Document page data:

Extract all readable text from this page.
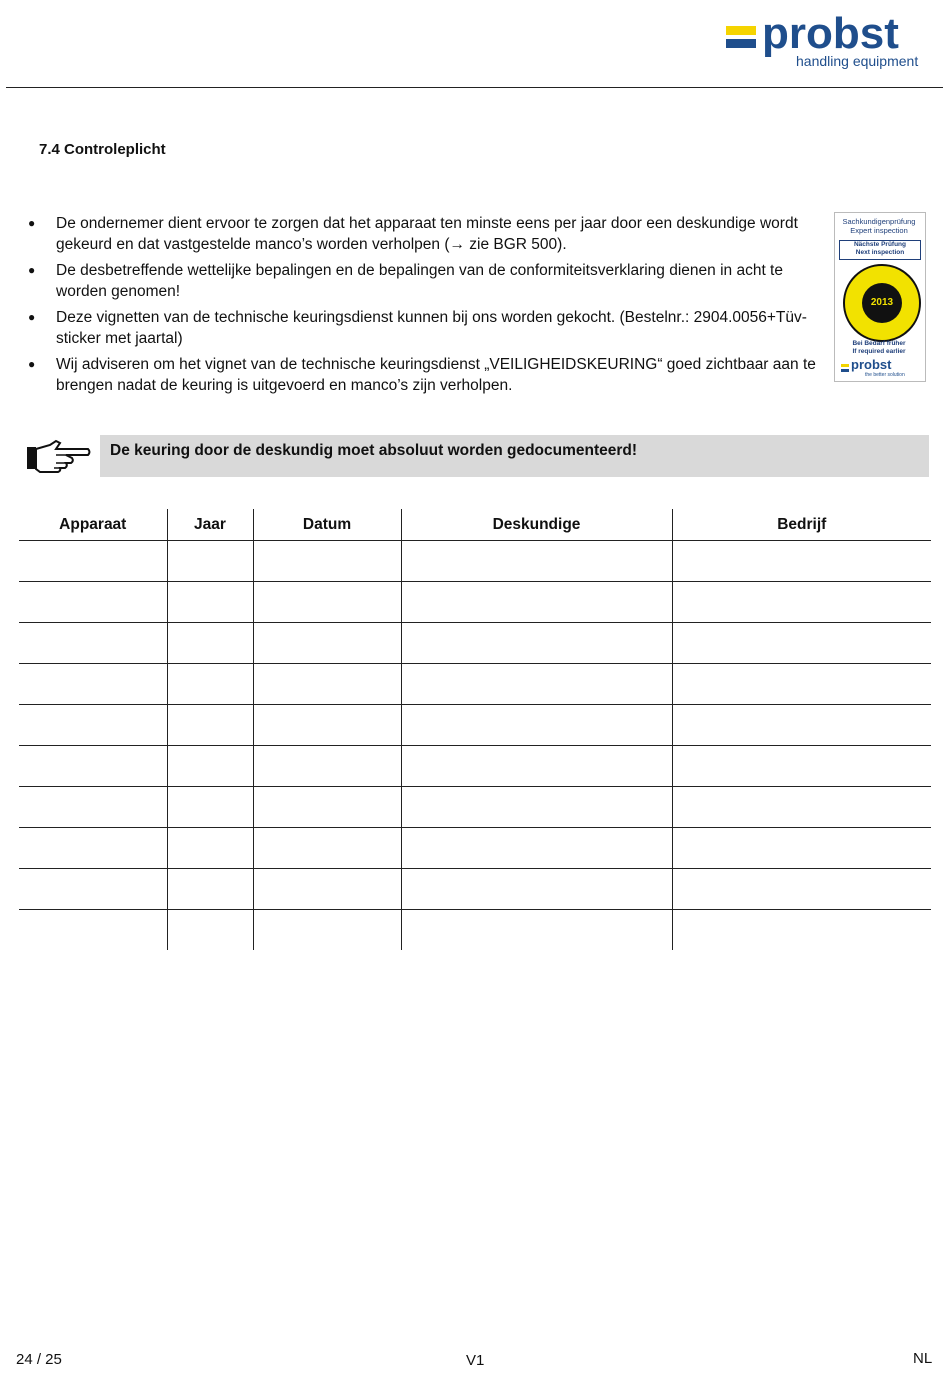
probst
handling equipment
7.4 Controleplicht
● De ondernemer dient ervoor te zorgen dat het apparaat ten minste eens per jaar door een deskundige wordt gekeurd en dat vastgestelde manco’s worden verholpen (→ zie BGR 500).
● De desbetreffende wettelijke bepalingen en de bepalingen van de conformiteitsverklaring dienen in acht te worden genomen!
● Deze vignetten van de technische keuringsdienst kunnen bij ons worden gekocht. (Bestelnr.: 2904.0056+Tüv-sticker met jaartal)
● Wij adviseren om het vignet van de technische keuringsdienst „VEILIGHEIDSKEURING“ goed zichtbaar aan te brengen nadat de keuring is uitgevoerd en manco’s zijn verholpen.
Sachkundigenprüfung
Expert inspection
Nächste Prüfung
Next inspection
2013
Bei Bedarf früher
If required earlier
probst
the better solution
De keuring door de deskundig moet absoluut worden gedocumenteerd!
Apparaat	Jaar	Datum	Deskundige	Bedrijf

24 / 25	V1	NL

● WHAT YOU WILL DO: Images are to be skipped, and each line above is to be returned exactly.

● RESPONSE TO THIS EXERCISE:
Extract all readable text from this page.
probst
handling equipment
7.4 Controleplicht
● De ondernemer dient ervoor te zorgen dat het apparaat ten minste eens per jaar door een deskundige wordt gekeurd en dat vastgestelde manco’s worden verholpen (→ zie BGR 500).
● De desbetreffende wettelijke bepalingen en de bepalingen van de conformiteitsverklaring dienen in acht te worden genomen!
● Deze vignetten van de technische keuringsdienst kunnen bij ons worden gekocht. (Bestelnr.: 2904.0056+Tüv-sticker met jaartal)
● Wij adviseren om het vignet van de technische keuringsdienst „VEILIGHEIDSKEURING“ goed zichtbaar aan te brengen nadat de keuring is uitgevoerd en manco’s zijn verholpen.
Sachkundigenprüfung
Expert inspection
Nächste Prüfung
Next inspection
2013
Bei Bedarf früher
If required earlier
probst
the better solution
De keuring door de deskundig moet absoluut worden gedocumenteerd!
Apparaat	Jaar	Datum	Deskundige	Bedrijf

24 / 25	V1	NL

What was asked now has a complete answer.